◆ **Input**:
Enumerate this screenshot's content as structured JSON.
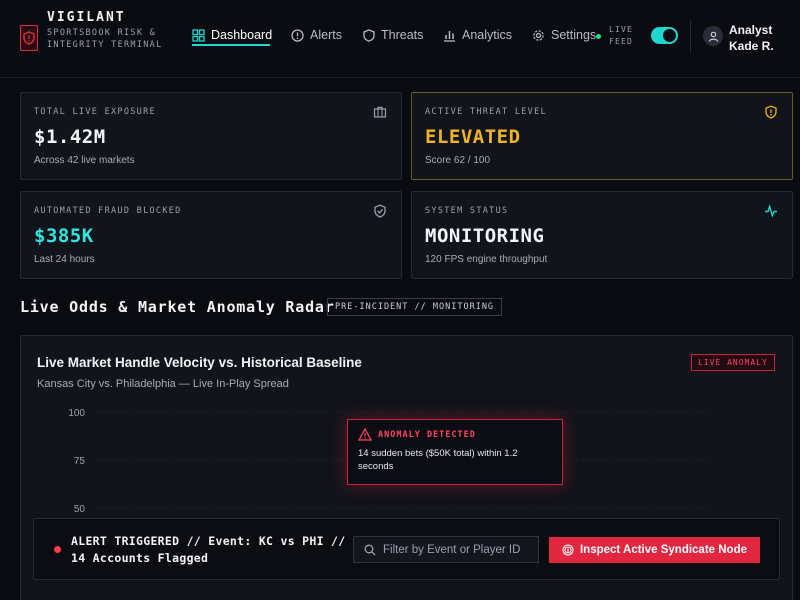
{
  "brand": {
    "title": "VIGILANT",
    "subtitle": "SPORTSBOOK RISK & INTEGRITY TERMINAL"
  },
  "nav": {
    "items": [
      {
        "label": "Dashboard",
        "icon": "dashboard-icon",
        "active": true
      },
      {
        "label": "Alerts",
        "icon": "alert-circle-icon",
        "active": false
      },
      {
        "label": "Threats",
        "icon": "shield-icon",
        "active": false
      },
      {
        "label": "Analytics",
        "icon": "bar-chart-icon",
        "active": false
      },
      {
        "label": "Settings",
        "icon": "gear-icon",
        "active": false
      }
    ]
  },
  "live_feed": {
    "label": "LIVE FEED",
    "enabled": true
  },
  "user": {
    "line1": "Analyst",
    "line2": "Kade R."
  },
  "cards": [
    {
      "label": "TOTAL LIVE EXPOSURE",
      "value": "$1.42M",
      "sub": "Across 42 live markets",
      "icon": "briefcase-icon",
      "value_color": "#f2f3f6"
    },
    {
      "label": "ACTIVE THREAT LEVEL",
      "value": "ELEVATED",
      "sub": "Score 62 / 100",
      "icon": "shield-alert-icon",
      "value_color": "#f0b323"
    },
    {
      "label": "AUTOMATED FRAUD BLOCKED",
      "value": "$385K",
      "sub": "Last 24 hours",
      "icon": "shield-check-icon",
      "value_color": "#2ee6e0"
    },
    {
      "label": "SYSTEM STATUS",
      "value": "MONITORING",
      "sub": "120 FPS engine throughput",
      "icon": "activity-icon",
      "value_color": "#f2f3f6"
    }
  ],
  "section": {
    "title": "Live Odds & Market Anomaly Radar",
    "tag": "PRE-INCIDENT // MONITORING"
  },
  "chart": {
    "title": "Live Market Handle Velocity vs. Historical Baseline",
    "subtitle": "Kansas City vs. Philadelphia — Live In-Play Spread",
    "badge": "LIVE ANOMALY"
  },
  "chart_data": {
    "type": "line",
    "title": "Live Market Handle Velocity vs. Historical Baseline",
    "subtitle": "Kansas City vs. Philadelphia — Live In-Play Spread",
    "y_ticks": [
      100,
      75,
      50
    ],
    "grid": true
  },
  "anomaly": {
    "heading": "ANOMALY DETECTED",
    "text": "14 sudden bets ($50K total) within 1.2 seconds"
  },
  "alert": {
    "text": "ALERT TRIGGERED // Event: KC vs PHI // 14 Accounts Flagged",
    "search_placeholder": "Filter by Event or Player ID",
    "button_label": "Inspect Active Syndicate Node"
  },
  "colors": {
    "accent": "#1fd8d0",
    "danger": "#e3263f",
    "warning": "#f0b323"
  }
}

◆ **Directive**: Show each line in the entries that holds the string "MONITORING".

◆ **Correct answer**:
      "value": "MONITORING",
    "tag": "PRE-INCIDENT // MONITORING"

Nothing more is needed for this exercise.